[Records]

_____

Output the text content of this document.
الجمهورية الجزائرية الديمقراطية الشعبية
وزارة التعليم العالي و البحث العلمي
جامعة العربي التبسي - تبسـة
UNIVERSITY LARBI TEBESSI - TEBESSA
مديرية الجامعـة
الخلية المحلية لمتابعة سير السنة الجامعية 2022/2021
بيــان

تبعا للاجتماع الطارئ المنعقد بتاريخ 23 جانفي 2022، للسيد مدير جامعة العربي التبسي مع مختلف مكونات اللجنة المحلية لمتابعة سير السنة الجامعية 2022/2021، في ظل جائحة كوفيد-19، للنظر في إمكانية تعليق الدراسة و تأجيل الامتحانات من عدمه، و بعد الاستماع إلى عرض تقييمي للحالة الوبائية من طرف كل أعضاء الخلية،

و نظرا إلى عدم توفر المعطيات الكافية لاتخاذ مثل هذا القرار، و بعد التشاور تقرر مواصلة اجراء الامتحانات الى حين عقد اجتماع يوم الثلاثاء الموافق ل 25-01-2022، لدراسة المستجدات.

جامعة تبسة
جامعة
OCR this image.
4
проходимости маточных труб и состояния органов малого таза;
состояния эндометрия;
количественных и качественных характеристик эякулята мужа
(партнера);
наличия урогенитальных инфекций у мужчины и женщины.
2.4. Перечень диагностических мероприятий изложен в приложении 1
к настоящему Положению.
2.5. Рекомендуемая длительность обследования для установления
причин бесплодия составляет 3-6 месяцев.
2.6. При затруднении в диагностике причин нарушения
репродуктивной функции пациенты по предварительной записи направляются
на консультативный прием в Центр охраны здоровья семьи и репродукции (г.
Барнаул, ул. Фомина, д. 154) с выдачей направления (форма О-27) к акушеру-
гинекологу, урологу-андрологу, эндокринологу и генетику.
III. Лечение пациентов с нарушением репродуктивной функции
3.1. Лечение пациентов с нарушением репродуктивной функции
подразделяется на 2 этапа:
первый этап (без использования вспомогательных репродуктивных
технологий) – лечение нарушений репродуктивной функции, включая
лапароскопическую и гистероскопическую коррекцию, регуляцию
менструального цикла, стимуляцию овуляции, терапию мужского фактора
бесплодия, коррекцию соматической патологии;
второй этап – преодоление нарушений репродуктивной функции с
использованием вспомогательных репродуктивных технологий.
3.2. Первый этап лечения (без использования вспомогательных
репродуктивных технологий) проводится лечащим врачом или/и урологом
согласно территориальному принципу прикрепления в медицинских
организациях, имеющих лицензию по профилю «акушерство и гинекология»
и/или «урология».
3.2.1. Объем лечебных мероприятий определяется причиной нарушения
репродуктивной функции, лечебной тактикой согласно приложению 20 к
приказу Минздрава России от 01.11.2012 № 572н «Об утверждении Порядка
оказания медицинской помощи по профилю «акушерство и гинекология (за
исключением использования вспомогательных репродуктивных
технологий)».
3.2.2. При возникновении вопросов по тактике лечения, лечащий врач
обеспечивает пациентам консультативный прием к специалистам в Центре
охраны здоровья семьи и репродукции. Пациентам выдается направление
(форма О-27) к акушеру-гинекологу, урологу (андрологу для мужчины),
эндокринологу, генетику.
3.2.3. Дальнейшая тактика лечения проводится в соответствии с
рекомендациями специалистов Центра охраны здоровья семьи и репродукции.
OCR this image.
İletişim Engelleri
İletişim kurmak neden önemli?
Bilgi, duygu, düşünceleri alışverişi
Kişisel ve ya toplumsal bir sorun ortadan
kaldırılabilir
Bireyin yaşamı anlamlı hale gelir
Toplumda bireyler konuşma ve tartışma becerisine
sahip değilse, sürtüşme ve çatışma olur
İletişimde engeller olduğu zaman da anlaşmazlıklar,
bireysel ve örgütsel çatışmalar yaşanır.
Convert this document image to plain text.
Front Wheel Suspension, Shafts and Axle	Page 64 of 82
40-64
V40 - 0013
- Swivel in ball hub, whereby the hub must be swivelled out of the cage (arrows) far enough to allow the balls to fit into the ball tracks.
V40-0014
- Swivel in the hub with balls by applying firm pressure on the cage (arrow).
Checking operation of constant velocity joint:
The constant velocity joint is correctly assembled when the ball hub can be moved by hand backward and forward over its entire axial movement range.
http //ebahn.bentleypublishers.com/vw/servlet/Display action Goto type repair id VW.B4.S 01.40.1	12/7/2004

_____

Repeat the records exactly, including every line.

Output the text content of this document.
الجمهورية الجزائرية الديمقراطية الشعبية
وزارة التعليم العالي و البحث العلمي
جامعة العربي التبسي - تبسـة
UNIVERSITY LARBI TEBESSI - TEBESSA
مديرية الجامعـة
الخلية المحلية لمتابعة سير السنة الجامعية 2022/2021
بيــان

تبعا للاجتماع الطارئ المنعقد بتاريخ 23 جانفي 2022، للسيد مدير جامعة العربي التبسي مع مختلف مكونات اللجنة المحلية لمتابعة سير السنة الجامعية 2022/2021، في ظل جائحة كوفيد-19، للنظر في إمكانية تعليق الدراسة و تأجيل الامتحانات من عدمه، و بعد الاستماع إلى عرض تقييمي للحالة الوبائية من طرف كل أعضاء الخلية،

و نظرا إلى عدم توفر المعطيات الكافية لاتخاذ مثل هذا القرار، و بعد التشاور تقرر مواصلة اجراء الامتحانات الى حين عقد اجتماع يوم الثلاثاء الموافق ل 25-01-2022، لدراسة المستجدات.

جامعة تبسة
جامعة
OCR this image.
4
проходимости маточных труб и состояния органов малого таза;
состояния эндометрия;
количественных и качественных характеристик эякулята мужа
(партнера);
наличия урогенитальных инфекций у мужчины и женщины.
2.4. Перечень диагностических мероприятий изложен в приложении 1
к настоящему Положению.
2.5. Рекомендуемая длительность обследования для установления
причин бесплодия составляет 3-6 месяцев.
2.6. При затруднении в диагностике причин нарушения
репродуктивной функции пациенты по предварительной записи направляются
на консультативный прием в Центр охраны здоровья семьи и репродукции (г.
Барнаул, ул. Фомина, д. 154) с выдачей направления (форма О-27) к акушеру-
гинекологу, урологу-андрологу, эндокринологу и генетику.
III. Лечение пациентов с нарушением репродуктивной функции
3.1. Лечение пациентов с нарушением репродуктивной функции
подразделяется на 2 этапа:
первый этап (без использования вспомогательных репродуктивных
технологий) – лечение нарушений репродуктивной функции, включая
лапароскопическую и гистероскопическую коррекцию, регуляцию
менструального цикла, стимуляцию овуляции, терапию мужского фактора
бесплодия, коррекцию соматической патологии;
второй этап – преодоление нарушений репродуктивной функции с
использованием вспомогательных репродуктивных технологий.
3.2. Первый этап лечения (без использования вспомогательных
репродуктивных технологий) проводится лечащим врачом или/и урологом
согласно территориальному принципу прикрепления в медицинских
организациях, имеющих лицензию по профилю «акушерство и гинекология»
и/или «урология».
3.2.1. Объем лечебных мероприятий определяется причиной нарушения
репродуктивной функции, лечебной тактикой согласно приложению 20 к
приказу Минздрава России от 01.11.2012 № 572н «Об утверждении Порядка
оказания медицинской помощи по профилю «акушерство и гинекология (за
исключением использования вспомогательных репродуктивных
технологий)».
3.2.2. При возникновении вопросов по тактике лечения, лечащий врач
обеспечивает пациентам консультативный прием к специалистам в Центре
охраны здоровья семьи и репродукции. Пациентам выдается направление
(форма О-27) к акушеру-гинекологу, урологу (андрологу для мужчины),
эндокринологу, генетику.
3.2.3. Дальнейшая тактика лечения проводится в соответствии с
рекомендациями специалистов Центра охраны здоровья семьи и репродукции.
OCR this image.
İletişim Engelleri
İletişim kurmak neden önemli?
Bilgi, duygu, düşünceleri alışverişi
Kişisel ve ya toplumsal bir sorun ortadan
kaldırılabilir
Bireyin yaşamı anlamlı hale gelir
Toplumda bireyler konuşma ve tartışma becerisine
sahip değilse, sürtüşme ve çatışma olur
İletişimde engeller olduğu zaman da anlaşmazlıklar,
bireysel ve örgütsel çatışmalar yaşanır.
Convert this document image to plain text.
Front Wheel Suspension, Shafts and Axle	Page 64 of 82
40-64
V40 - 0013
- Swivel in ball hub, whereby the hub must be swivelled out of the cage (arrows) far enough to allow the balls to fit into the ball tracks.
V40-0014
- Swivel in the hub with balls by applying firm pressure on the cage (arrow).
Checking operation of constant velocity joint:
The constant velocity joint is correctly assembled when the ball hub can be moved by hand backward and forward over its entire axial movement range.
http //ebahn.bentleypublishers.com/vw/servlet/Display action Goto type repair id VW.B4.S 01.40.1	12/7/2004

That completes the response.